→ **What you need to do**: Leave out every picture, then transcribe the rest of the listing exactly.

──────── Extracted data

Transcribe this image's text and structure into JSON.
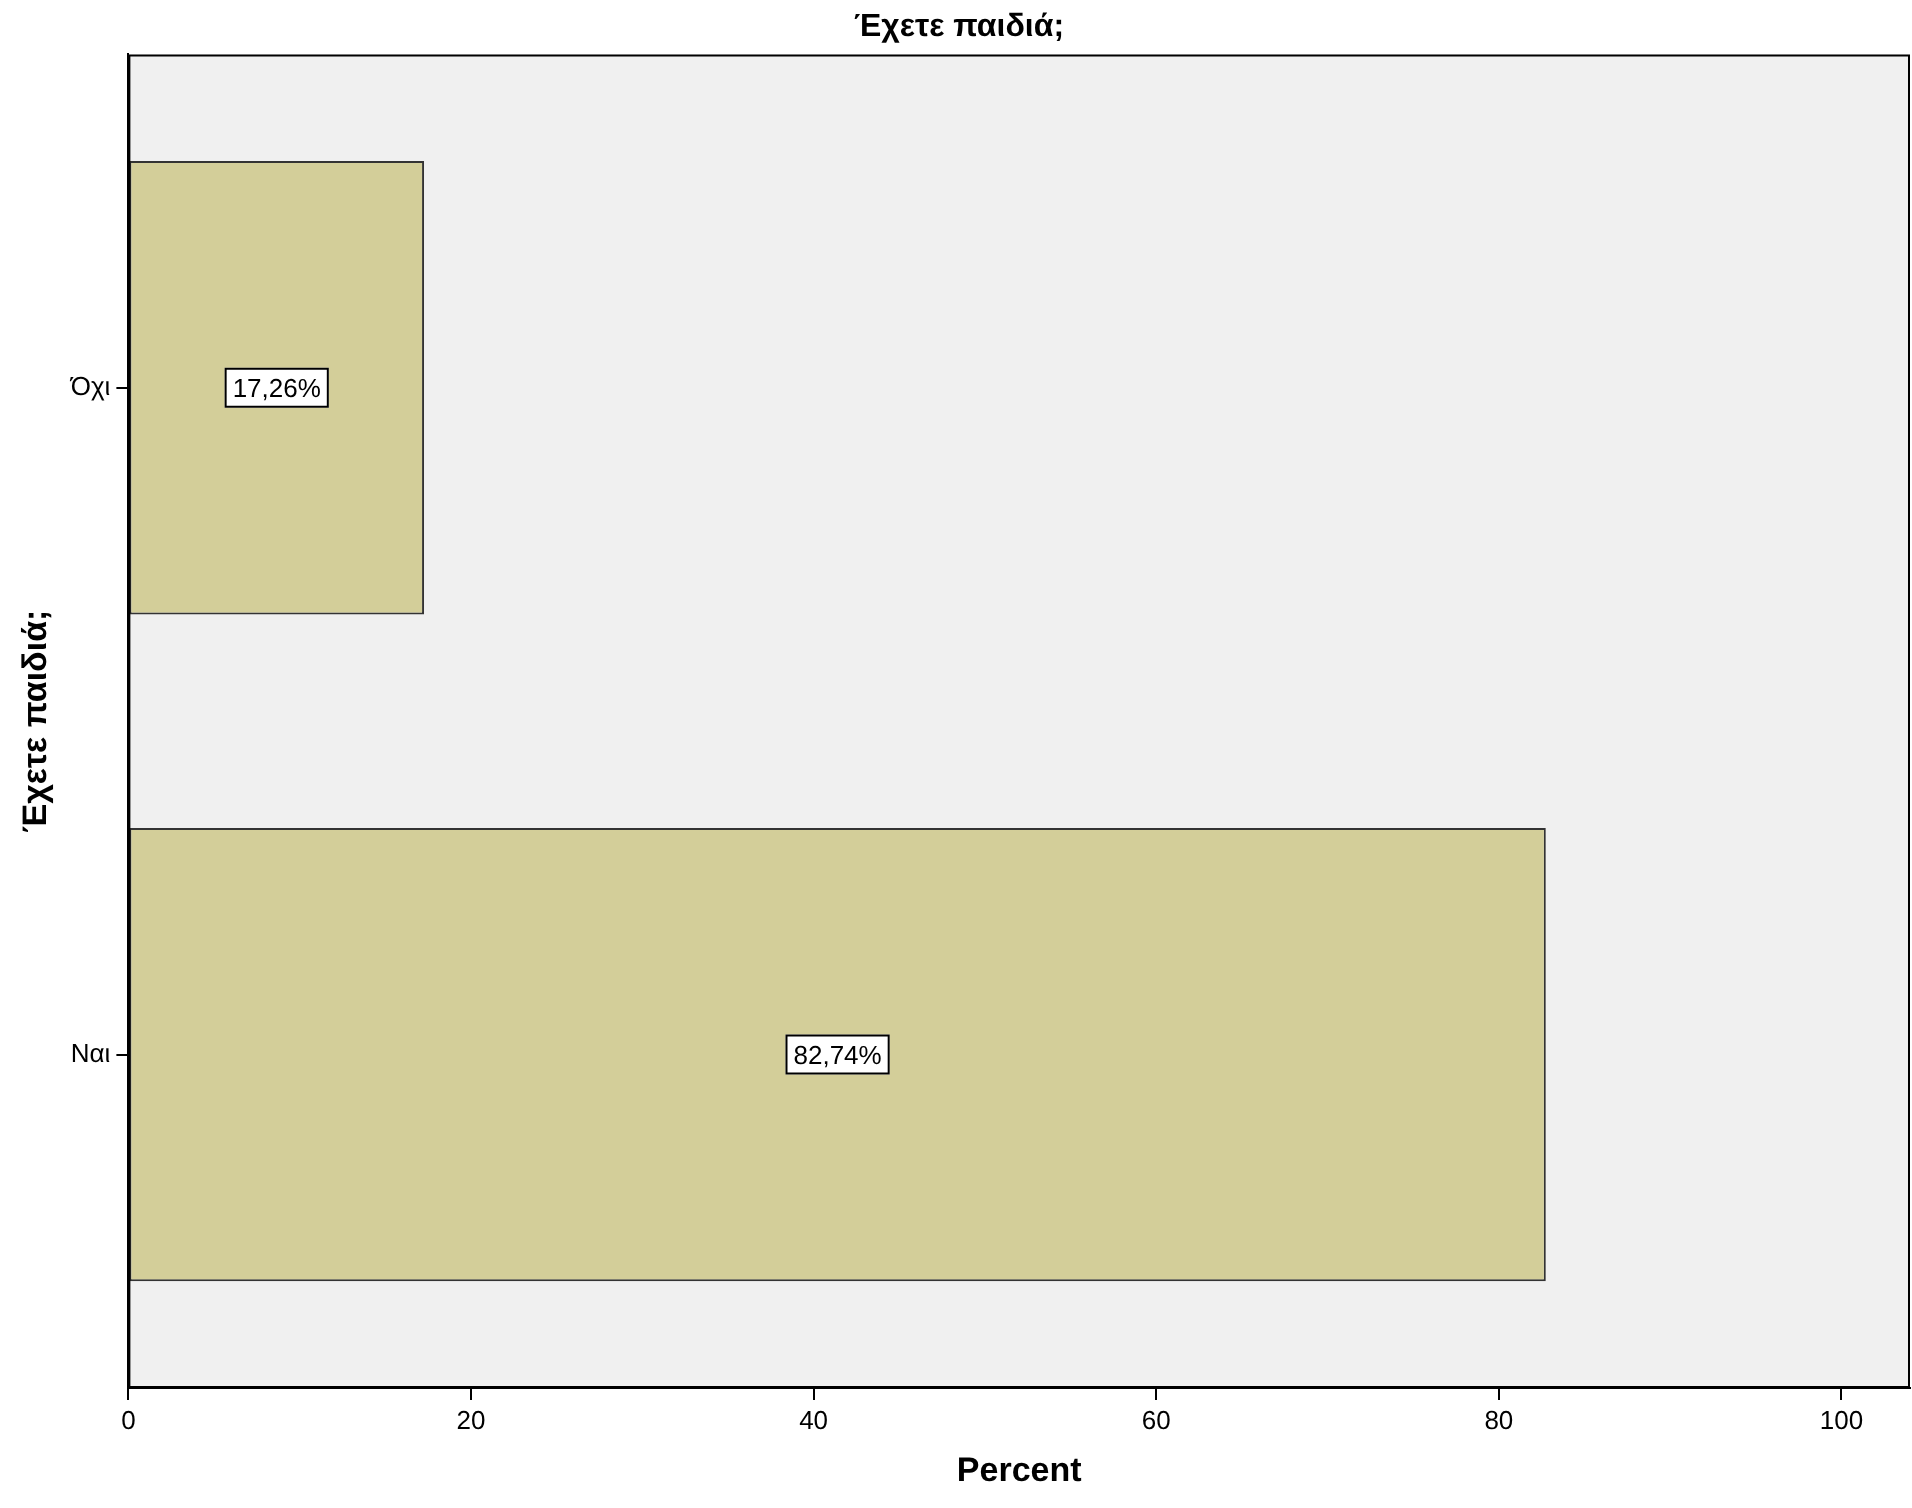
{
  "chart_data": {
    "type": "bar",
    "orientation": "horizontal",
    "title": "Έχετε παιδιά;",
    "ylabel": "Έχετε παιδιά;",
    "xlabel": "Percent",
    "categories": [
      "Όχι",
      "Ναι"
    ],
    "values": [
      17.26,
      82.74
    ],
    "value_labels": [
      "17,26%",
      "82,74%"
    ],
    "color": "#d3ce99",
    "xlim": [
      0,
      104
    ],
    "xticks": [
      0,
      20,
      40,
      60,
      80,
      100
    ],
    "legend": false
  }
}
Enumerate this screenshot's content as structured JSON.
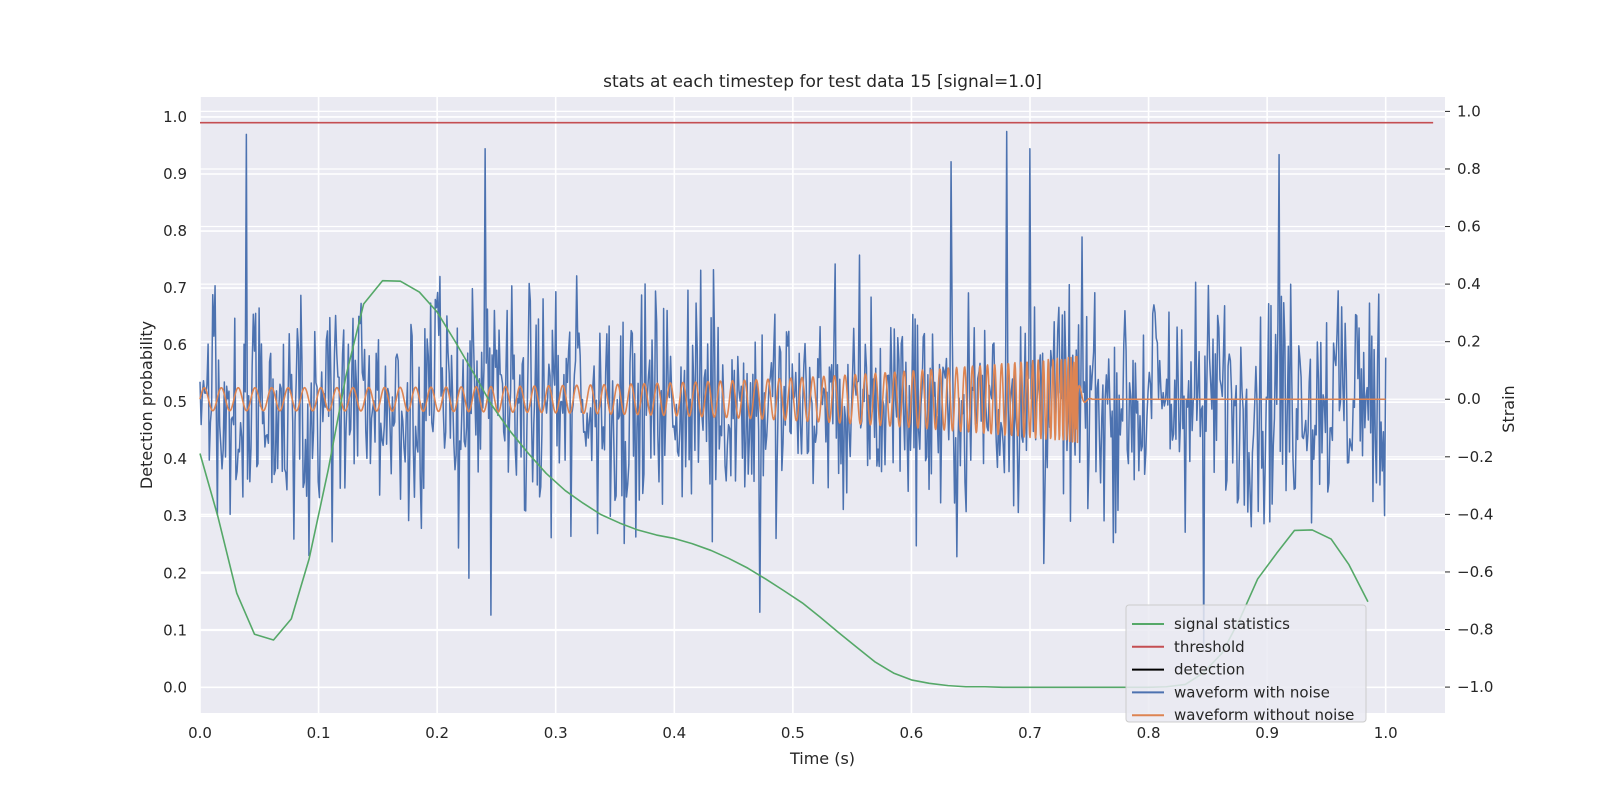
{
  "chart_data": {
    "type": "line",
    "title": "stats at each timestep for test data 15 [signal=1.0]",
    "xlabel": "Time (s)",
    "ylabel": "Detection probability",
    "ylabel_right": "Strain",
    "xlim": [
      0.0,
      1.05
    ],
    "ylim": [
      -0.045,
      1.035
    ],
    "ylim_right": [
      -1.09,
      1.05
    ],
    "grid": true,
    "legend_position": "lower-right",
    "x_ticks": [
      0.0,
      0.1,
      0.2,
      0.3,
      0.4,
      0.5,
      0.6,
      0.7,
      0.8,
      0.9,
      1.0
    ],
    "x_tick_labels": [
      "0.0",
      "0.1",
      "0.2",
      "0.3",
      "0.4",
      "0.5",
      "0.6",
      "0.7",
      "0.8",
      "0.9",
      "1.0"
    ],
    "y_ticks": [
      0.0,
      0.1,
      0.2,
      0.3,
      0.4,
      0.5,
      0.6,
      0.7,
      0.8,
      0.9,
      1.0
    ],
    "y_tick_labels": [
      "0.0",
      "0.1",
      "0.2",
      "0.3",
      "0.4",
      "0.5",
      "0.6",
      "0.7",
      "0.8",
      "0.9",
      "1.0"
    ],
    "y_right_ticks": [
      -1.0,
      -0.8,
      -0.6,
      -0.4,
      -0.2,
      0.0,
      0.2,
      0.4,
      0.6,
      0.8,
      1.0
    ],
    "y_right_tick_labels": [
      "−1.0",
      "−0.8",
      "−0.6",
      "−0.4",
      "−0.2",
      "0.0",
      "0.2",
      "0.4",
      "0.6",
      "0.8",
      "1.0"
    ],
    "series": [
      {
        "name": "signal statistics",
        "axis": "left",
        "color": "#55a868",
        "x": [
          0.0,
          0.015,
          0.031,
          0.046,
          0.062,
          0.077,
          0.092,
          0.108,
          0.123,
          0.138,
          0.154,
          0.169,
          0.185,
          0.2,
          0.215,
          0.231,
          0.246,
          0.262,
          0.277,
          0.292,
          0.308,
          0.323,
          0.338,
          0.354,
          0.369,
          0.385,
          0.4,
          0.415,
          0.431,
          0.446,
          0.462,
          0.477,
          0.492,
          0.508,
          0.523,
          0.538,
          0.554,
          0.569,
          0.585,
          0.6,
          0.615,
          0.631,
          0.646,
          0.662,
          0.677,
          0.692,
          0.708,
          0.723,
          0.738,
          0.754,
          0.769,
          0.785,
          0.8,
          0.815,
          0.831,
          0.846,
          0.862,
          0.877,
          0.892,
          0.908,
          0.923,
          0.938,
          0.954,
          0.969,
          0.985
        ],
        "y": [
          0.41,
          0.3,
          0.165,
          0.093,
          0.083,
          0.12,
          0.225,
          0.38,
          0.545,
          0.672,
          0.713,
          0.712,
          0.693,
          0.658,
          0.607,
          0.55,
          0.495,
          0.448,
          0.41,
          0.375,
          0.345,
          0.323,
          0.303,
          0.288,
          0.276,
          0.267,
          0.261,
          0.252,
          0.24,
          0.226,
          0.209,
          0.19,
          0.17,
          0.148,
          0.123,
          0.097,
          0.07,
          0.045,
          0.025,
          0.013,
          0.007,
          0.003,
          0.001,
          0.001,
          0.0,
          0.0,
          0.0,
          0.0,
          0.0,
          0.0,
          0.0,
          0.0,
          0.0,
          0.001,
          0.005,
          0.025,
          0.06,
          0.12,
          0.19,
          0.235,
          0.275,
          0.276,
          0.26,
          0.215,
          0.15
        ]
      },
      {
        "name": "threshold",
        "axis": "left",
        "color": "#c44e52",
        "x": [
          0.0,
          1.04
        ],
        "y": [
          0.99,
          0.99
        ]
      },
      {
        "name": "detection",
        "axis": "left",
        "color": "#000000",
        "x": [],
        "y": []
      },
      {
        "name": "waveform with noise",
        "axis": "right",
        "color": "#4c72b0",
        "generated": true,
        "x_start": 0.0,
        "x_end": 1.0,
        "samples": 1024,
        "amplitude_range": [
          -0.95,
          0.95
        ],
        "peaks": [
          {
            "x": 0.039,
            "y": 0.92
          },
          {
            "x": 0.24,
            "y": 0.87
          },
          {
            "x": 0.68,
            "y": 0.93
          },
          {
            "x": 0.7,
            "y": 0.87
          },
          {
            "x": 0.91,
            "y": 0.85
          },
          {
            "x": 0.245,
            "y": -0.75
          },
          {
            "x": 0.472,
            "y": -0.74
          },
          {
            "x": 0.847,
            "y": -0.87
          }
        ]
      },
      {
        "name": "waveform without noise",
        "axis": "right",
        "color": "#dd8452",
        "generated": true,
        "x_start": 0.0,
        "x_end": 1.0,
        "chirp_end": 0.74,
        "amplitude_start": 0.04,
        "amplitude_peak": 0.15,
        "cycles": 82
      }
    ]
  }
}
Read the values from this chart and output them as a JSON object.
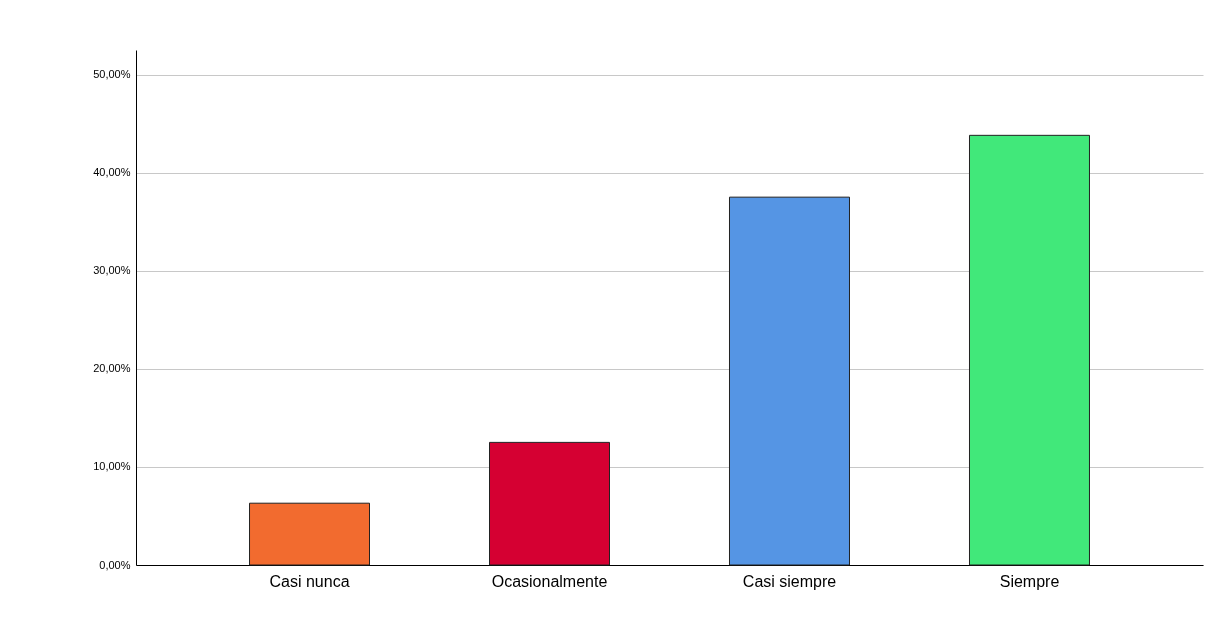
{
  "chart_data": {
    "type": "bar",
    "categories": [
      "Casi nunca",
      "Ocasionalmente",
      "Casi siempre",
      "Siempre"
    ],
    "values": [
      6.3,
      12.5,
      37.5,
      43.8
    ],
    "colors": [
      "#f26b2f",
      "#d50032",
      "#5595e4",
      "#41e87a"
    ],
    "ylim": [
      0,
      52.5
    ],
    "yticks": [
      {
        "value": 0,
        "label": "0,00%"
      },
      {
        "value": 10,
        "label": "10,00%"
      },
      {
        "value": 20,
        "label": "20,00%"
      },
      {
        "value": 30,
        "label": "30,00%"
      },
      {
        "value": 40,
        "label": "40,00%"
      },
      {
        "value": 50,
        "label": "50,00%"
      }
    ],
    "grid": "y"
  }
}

────────────────

→ **Final result**:
Transcribe this image's text and structure into JSON.
{
  "chart_data": {
    "type": "bar",
    "orientation": "horizontal",
    "title": "Έχετε παιδιά;",
    "ylabel": "Έχετε παιδιά;",
    "xlabel": "Percent",
    "categories": [
      "Όχι",
      "Ναι"
    ],
    "values": [
      17.26,
      82.74
    ],
    "value_labels": [
      "17,26%",
      "82,74%"
    ],
    "color": "#d3ce99",
    "xlim": [
      0,
      104
    ],
    "xticks": [
      0,
      20,
      40,
      60,
      80,
      100
    ],
    "legend": false
  }
}
Enumerate this screenshot's content as structured JSON.
{
  "chart_data": {
    "type": "line",
    "title": "stats at each timestep for test data 15 [signal=1.0]",
    "xlabel": "Time (s)",
    "ylabel": "Detection probability",
    "ylabel_right": "Strain",
    "xlim": [
      0.0,
      1.05
    ],
    "ylim": [
      -0.045,
      1.035
    ],
    "ylim_right": [
      -1.09,
      1.05
    ],
    "grid": true,
    "legend_position": "lower-right",
    "x_ticks": [
      0.0,
      0.1,
      0.2,
      0.3,
      0.4,
      0.5,
      0.6,
      0.7,
      0.8,
      0.9,
      1.0
    ],
    "x_tick_labels": [
      "0.0",
      "0.1",
      "0.2",
      "0.3",
      "0.4",
      "0.5",
      "0.6",
      "0.7",
      "0.8",
      "0.9",
      "1.0"
    ],
    "y_ticks": [
      0.0,
      0.1,
      0.2,
      0.3,
      0.4,
      0.5,
      0.6,
      0.7,
      0.8,
      0.9,
      1.0
    ],
    "y_tick_labels": [
      "0.0",
      "0.1",
      "0.2",
      "0.3",
      "0.4",
      "0.5",
      "0.6",
      "0.7",
      "0.8",
      "0.9",
      "1.0"
    ],
    "y_right_ticks": [
      -1.0,
      -0.8,
      -0.6,
      -0.4,
      -0.2,
      0.0,
      0.2,
      0.4,
      0.6,
      0.8,
      1.0
    ],
    "y_right_tick_labels": [
      "−1.0",
      "−0.8",
      "−0.6",
      "−0.4",
      "−0.2",
      "0.0",
      "0.2",
      "0.4",
      "0.6",
      "0.8",
      "1.0"
    ],
    "series": [
      {
        "name": "signal statistics",
        "axis": "left",
        "color": "#55a868",
        "x": [
          0.0,
          0.015,
          0.031,
          0.046,
          0.062,
          0.077,
          0.092,
          0.108,
          0.123,
          0.138,
          0.154,
          0.169,
          0.185,
          0.2,
          0.215,
          0.231,
          0.246,
          0.262,
          0.277,
          0.292,
          0.308,
          0.323,
          0.338,
          0.354,
          0.369,
          0.385,
          0.4,
          0.415,
          0.431,
          0.446,
          0.462,
          0.477,
          0.492,
          0.508,
          0.523,
          0.538,
          0.554,
          0.569,
          0.585,
          0.6,
          0.615,
          0.631,
          0.646,
          0.662,
          0.677,
          0.692,
          0.708,
          0.723,
          0.738,
          0.754,
          0.769,
          0.785,
          0.8,
          0.815,
          0.831,
          0.846,
          0.862,
          0.877,
          0.892,
          0.908,
          0.923,
          0.938,
          0.954,
          0.969,
          0.985
        ],
        "y": [
          0.41,
          0.3,
          0.165,
          0.093,
          0.083,
          0.12,
          0.225,
          0.38,
          0.545,
          0.672,
          0.713,
          0.712,
          0.693,
          0.658,
          0.607,
          0.55,
          0.495,
          0.448,
          0.41,
          0.375,
          0.345,
          0.323,
          0.303,
          0.288,
          0.276,
          0.267,
          0.261,
          0.252,
          0.24,
          0.226,
          0.209,
          0.19,
          0.17,
          0.148,
          0.123,
          0.097,
          0.07,
          0.045,
          0.025,
          0.013,
          0.007,
          0.003,
          0.001,
          0.001,
          0.0,
          0.0,
          0.0,
          0.0,
          0.0,
          0.0,
          0.0,
          0.0,
          0.0,
          0.001,
          0.005,
          0.025,
          0.06,
          0.12,
          0.19,
          0.235,
          0.275,
          0.276,
          0.26,
          0.215,
          0.15
        ]
      },
      {
        "name": "threshold",
        "axis": "left",
        "color": "#c44e52",
        "x": [
          0.0,
          1.04
        ],
        "y": [
          0.99,
          0.99
        ]
      },
      {
        "name": "detection",
        "axis": "left",
        "color": "#000000",
        "x": [],
        "y": []
      },
      {
        "name": "waveform with noise",
        "axis": "right",
        "color": "#4c72b0",
        "generated": true,
        "x_start": 0.0,
        "x_end": 1.0,
        "samples": 1024,
        "amplitude_range": [
          -0.95,
          0.95
        ],
        "peaks": [
          {
            "x": 0.039,
            "y": 0.92
          },
          {
            "x": 0.24,
            "y": 0.87
          },
          {
            "x": 0.68,
            "y": 0.93
          },
          {
            "x": 0.7,
            "y": 0.87
          },
          {
            "x": 0.91,
            "y": 0.85
          },
          {
            "x": 0.245,
            "y": -0.75
          },
          {
            "x": 0.472,
            "y": -0.74
          },
          {
            "x": 0.847,
            "y": -0.87
          }
        ]
      },
      {
        "name": "waveform without noise",
        "axis": "right",
        "color": "#dd8452",
        "generated": true,
        "x_start": 0.0,
        "x_end": 1.0,
        "chirp_end": 0.74,
        "amplitude_start": 0.04,
        "amplitude_peak": 0.15,
        "cycles": 82
      }
    ]
  }
}
Read the values from this chart and output them as a JSON object.
{
  "chart_data": {
    "type": "bar",
    "categories": [
      "Casi nunca",
      "Ocasionalmente",
      "Casi siempre",
      "Siempre"
    ],
    "values": [
      6.3,
      12.5,
      37.5,
      43.8
    ],
    "colors": [
      "#f26b2f",
      "#d50032",
      "#5595e4",
      "#41e87a"
    ],
    "ylim": [
      0,
      52.5
    ],
    "yticks": [
      {
        "value": 0,
        "label": "0,00%"
      },
      {
        "value": 10,
        "label": "10,00%"
      },
      {
        "value": 20,
        "label": "20,00%"
      },
      {
        "value": 30,
        "label": "30,00%"
      },
      {
        "value": 40,
        "label": "40,00%"
      },
      {
        "value": 50,
        "label": "50,00%"
      }
    ],
    "grid": "y"
  }
}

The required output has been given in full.